* **DO THIS**: Go through the listing and pick out each line with the word "label" in it.

* **SUPPLIED DATA**:
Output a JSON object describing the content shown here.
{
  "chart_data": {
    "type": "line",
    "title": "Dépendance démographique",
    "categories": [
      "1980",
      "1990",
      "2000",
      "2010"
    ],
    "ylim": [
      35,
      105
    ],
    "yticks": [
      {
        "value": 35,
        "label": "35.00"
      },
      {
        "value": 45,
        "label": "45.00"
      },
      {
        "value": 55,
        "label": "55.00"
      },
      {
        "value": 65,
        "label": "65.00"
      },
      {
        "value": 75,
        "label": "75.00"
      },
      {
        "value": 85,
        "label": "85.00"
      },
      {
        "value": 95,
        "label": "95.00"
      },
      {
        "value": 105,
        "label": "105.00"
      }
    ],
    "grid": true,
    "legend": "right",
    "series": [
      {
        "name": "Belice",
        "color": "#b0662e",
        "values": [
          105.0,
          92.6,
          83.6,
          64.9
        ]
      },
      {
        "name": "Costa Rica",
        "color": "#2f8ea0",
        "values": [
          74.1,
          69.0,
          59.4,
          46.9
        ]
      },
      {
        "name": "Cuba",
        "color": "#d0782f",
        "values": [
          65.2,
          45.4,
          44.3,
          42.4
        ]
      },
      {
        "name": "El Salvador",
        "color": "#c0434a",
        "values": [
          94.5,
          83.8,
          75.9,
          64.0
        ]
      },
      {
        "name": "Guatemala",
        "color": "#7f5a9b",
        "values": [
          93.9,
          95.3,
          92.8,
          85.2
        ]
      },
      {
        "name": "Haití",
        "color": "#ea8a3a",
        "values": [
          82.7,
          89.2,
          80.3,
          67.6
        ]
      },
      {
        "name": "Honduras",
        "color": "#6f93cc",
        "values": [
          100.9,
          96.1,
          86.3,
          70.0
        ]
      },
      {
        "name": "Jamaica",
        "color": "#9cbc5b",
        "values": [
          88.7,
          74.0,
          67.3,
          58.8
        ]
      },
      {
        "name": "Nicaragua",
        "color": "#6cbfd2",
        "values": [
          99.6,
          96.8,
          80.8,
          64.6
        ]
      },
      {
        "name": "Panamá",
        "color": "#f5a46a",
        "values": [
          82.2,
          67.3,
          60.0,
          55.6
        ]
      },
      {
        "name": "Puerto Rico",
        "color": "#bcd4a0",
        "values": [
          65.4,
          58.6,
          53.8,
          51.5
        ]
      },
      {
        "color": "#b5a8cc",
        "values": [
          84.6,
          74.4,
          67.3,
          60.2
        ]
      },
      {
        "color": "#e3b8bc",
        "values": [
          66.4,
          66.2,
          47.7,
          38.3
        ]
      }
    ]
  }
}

* **ANSWER TO THE TASK**:
        "label": "35.00"
        "label": "45.00"
        "label": "55.00"
        "label": "65.00"
        "label": "75.00"
        "label": "85.00"
        "label": "95.00"
        "label": "105.00"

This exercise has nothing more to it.